Extracted records:
■ ■ ■ ■ ■ ■ ■
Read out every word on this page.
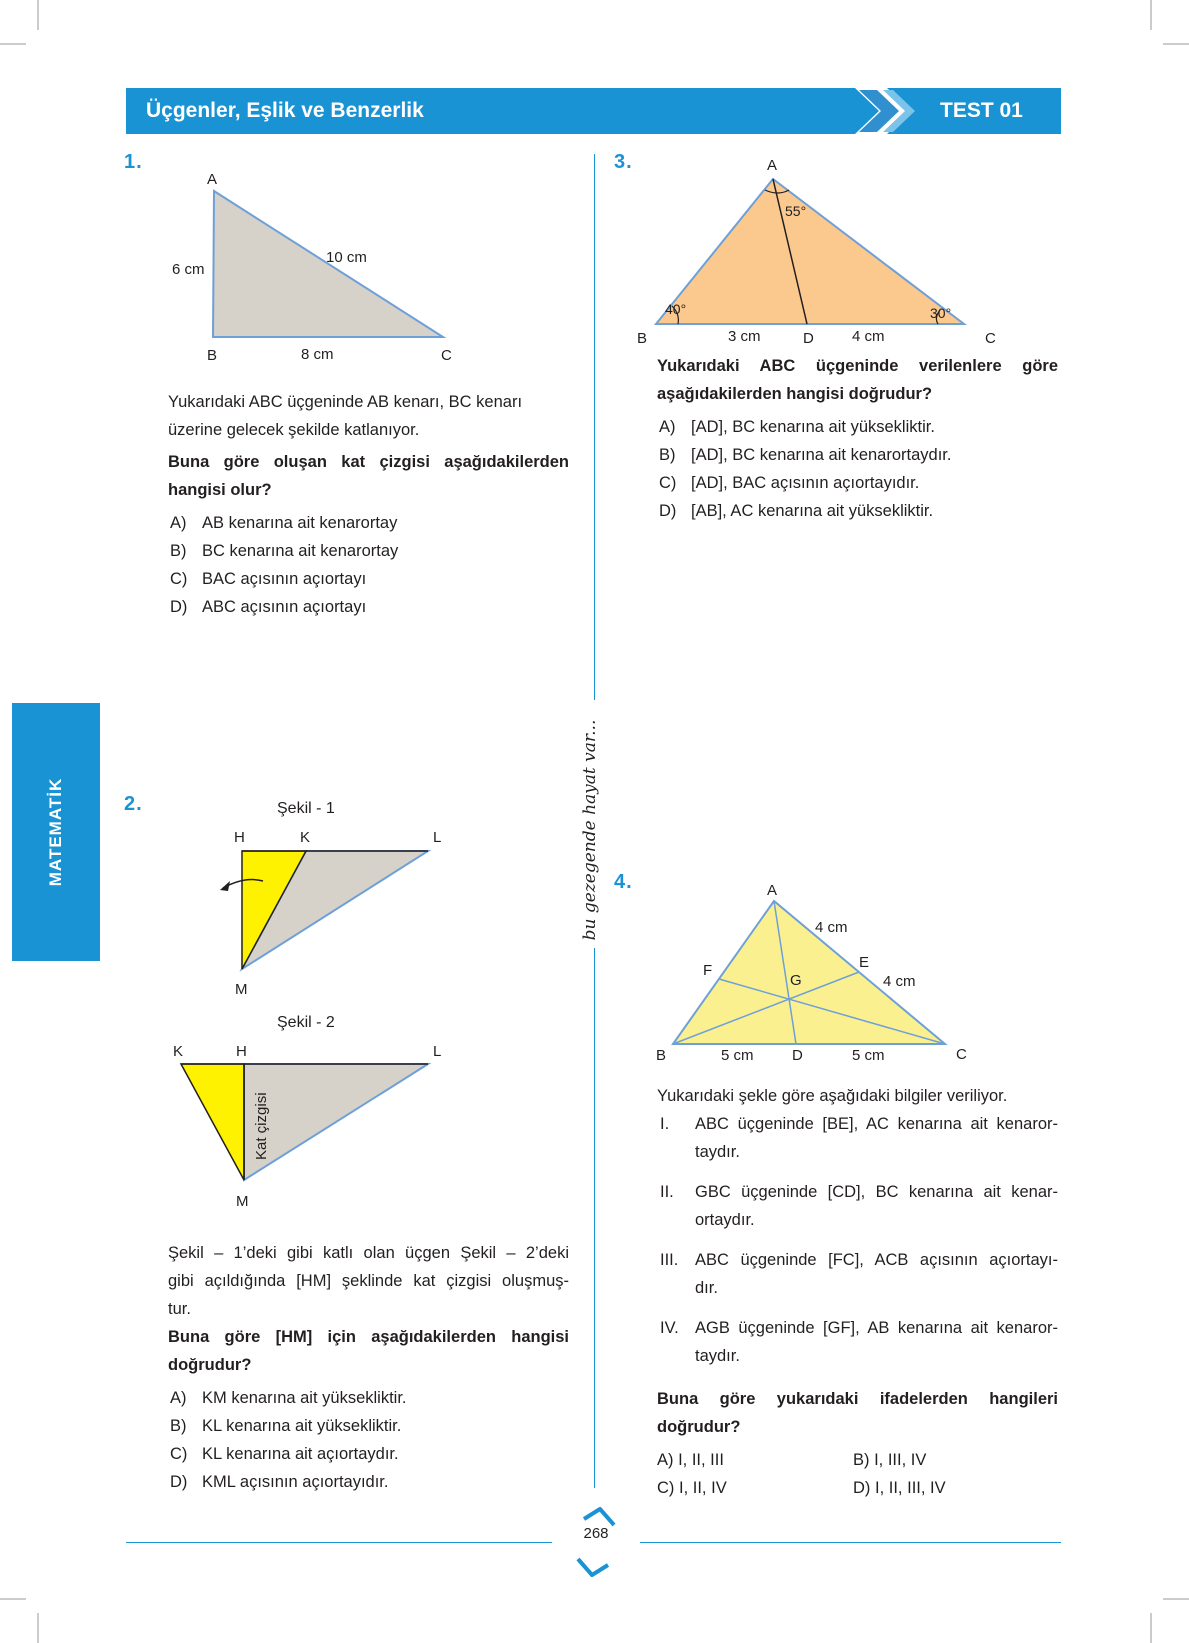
Üçgenler, Eşlik ve Benzerlik	TEST 01
MATEMATİK	bu gezegende hayat var...
1.
A
B	C
6 cm
10 cm
8 cm
Yukarıdaki ABC üçgeninde AB kenarı, BC kenarı üzerine gelecek şekilde katlanıyor.
Buna göre oluşan kat çizgisi aşağıdakilerden hangisi olur?
A) AB kenarına ait kenarortay
B) BC kenarına ait kenarortay
C) BAC açısının açıortayı
D) ABC açısının açıortayı
2.	Şekil - 1
H	K	L
M
Şekil - 2
K	H	L
M
Kat çizgisi
Şekil – 1’deki gibi katlı olan üçgen Şekil – 2’deki
gibi açıldığında [HM] şeklinde kat çizgisi oluşmuş-
tur.
Buna göre [HM] için aşağıdakilerden hangisi doğrudur?
A) KM kenarına ait yüksekliktir.
B) KL kenarına ait yüksekliktir.
C) KL kenarına ait açıortaydır.
D) KML açısının açıortayıdır.
3.	A
B	D	C
55°
40°	30°
3 cm	4 cm
Yukarıdaki ABC üçgeninde verilenlere göre aşağıdakilerden hangisi doğrudur?
A) [AD], BC kenarına ait yüksekliktir.
B) [AD], BC kenarına ait kenarortaydır.
C) [AD], BAC açısının açıortayıdır.
D) [AB], AC kenarına ait yüksekliktir.
4.	A
B	D	C
E
F
G
4 cm
4 cm
5 cm	5 cm
Yukarıdaki şekle göre aşağıdaki bilgiler veriliyor.
I. ABC üçgeninde [BE], AC kenarına ait kenaror-
taydır.
II. GBC üçgeninde [CD], BC kenarına ait kenar-
ortaydır.
III. ABC üçgeninde [FC], ACB açısının açıortayı-
dır.
IV. AGB üçgeninde [GF], AB kenarına ait kenaror-
taydır.
Buna göre yukarıdaki ifadelerden hangileri doğrudur?
A) I, II, III	B) I, III, IV
C) I, II, IV	D) I, II, III, IV
268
■ ■ ■ ■ ■ ■ ■
* **Your objective**
Quote the preceding records in their entirety, excluding every picture.

* **Completed task**
Read out every word on this page.
Üçgenler, Eşlik ve Benzerlik	TEST 01
MATEMATİK	bu gezegende hayat var...
1.
A
B	C
6 cm
10 cm
8 cm
Yukarıdaki ABC üçgeninde AB kenarı, BC kenarı üzerine gelecek şekilde katlanıyor.
Buna göre oluşan kat çizgisi aşağıdakilerden hangisi olur?
A) AB kenarına ait kenarortay
B) BC kenarına ait kenarortay
C) BAC açısının açıortayı
D) ABC açısının açıortayı
2.	Şekil - 1
H	K	L
M
Şekil - 2
K	H	L
M
Kat çizgisi
Şekil – 1’deki gibi katlı olan üçgen Şekil – 2’deki
gibi açıldığında [HM] şeklinde kat çizgisi oluşmuş-
tur.
Buna göre [HM] için aşağıdakilerden hangisi doğrudur?
A) KM kenarına ait yüksekliktir.
B) KL kenarına ait yüksekliktir.
C) KL kenarına ait açıortaydır.
D) KML açısının açıortayıdır.
3.	A
B	D	C
55°
40°	30°
3 cm	4 cm
Yukarıdaki ABC üçgeninde verilenlere göre aşağıdakilerden hangisi doğrudur?
A) [AD], BC kenarına ait yüksekliktir.
B) [AD], BC kenarına ait kenarortaydır.
C) [AD], BAC açısının açıortayıdır.
D) [AB], AC kenarına ait yüksekliktir.
4.	A
B	D	C
E
F
G
4 cm
4 cm
5 cm	5 cm
Yukarıdaki şekle göre aşağıdaki bilgiler veriliyor.
I. ABC üçgeninde [BE], AC kenarına ait kenaror-
taydır.
II. GBC üçgeninde [CD], BC kenarına ait kenar-
ortaydır.
III. ABC üçgeninde [FC], ACB açısının açıortayı-
dır.
IV. AGB üçgeninde [GF], AB kenarına ait kenaror-
taydır.
Buna göre yukarıdaki ifadelerden hangileri doğrudur?
A) I, II, III	B) I, III, IV
C) I, II, IV	D) I, II, III, IV
268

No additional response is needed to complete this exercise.